**WHAT IS REQUIRED**
Pull out each line of the data that includes the word "Legii".

**GIVEN DATA**

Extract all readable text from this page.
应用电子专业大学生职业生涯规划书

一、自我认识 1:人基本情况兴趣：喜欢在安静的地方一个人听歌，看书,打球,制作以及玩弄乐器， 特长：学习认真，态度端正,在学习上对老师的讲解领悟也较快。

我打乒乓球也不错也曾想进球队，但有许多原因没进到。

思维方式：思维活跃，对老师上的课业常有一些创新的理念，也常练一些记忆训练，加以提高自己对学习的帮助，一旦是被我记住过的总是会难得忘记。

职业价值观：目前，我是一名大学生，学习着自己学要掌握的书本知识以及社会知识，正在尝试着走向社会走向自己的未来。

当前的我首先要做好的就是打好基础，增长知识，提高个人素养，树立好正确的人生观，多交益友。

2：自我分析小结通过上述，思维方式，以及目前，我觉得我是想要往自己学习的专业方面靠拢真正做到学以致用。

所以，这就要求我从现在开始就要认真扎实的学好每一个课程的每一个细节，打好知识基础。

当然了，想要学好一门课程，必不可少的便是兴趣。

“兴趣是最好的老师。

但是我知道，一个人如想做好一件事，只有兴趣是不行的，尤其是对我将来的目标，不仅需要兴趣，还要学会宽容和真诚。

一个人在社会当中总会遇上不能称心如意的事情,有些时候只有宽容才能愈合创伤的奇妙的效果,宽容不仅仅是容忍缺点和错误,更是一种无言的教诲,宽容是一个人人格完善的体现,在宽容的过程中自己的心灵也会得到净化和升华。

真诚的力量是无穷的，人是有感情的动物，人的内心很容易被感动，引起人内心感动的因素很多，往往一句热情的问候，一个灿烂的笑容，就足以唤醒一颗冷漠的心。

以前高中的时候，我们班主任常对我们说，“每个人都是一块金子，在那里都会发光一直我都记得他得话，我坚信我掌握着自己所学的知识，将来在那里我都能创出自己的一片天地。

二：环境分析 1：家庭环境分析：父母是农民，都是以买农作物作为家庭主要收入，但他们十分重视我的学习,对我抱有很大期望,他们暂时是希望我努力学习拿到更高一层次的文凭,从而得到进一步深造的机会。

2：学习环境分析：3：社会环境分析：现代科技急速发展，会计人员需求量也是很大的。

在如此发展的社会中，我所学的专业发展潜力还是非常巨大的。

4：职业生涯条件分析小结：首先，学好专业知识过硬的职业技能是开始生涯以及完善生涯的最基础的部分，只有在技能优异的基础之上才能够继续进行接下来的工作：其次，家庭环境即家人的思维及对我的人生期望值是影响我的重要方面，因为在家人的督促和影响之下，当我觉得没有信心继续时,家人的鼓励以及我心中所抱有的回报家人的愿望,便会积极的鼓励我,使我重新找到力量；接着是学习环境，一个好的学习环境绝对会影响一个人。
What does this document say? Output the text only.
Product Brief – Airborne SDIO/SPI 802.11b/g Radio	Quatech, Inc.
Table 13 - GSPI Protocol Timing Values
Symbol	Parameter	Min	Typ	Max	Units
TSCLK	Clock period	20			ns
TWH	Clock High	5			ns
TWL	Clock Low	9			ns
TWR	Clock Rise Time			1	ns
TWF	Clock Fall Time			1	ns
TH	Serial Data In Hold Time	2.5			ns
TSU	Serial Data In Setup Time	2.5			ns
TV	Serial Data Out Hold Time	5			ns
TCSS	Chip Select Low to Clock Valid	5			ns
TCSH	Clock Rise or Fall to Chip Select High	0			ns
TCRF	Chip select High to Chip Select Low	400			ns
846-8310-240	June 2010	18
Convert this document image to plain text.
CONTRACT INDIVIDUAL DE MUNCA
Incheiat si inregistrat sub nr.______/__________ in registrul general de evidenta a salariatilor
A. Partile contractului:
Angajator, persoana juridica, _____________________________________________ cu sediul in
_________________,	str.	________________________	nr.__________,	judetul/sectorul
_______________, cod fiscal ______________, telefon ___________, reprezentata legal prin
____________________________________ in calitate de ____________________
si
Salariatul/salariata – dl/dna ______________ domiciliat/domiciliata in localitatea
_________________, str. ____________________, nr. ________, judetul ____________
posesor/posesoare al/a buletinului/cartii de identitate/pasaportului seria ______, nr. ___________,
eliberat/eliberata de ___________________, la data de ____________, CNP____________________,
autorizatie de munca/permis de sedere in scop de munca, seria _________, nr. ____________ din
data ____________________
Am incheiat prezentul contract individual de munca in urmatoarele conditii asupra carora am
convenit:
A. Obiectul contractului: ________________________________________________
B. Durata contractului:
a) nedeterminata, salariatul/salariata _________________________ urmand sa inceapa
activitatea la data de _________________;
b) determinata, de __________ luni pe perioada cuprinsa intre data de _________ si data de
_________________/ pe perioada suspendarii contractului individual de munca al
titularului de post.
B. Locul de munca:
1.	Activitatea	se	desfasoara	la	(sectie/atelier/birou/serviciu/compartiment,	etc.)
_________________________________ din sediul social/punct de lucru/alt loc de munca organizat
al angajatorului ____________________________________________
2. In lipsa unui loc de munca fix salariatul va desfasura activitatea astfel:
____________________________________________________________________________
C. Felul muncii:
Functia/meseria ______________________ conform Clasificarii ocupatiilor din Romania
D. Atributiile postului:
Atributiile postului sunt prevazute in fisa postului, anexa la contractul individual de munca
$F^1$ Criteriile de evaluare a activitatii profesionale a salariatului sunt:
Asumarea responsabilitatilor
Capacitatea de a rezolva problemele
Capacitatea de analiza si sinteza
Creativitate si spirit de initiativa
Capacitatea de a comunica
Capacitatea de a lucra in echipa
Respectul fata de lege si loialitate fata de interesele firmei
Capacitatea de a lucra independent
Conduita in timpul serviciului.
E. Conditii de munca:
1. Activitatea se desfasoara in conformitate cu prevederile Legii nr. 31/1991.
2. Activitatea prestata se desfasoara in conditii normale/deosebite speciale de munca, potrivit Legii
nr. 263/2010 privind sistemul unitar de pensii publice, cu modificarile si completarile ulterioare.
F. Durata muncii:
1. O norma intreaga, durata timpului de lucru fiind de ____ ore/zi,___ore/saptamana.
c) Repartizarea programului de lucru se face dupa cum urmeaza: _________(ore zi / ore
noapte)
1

**WRITTEN RESPONSE**
1. Activitatea se desfasoara in conformitate cu prevederile Legii nr. 31/1991.
2. Activitatea prestata se desfasoara in conditii normale/deosebite speciale de munca, potrivit Legii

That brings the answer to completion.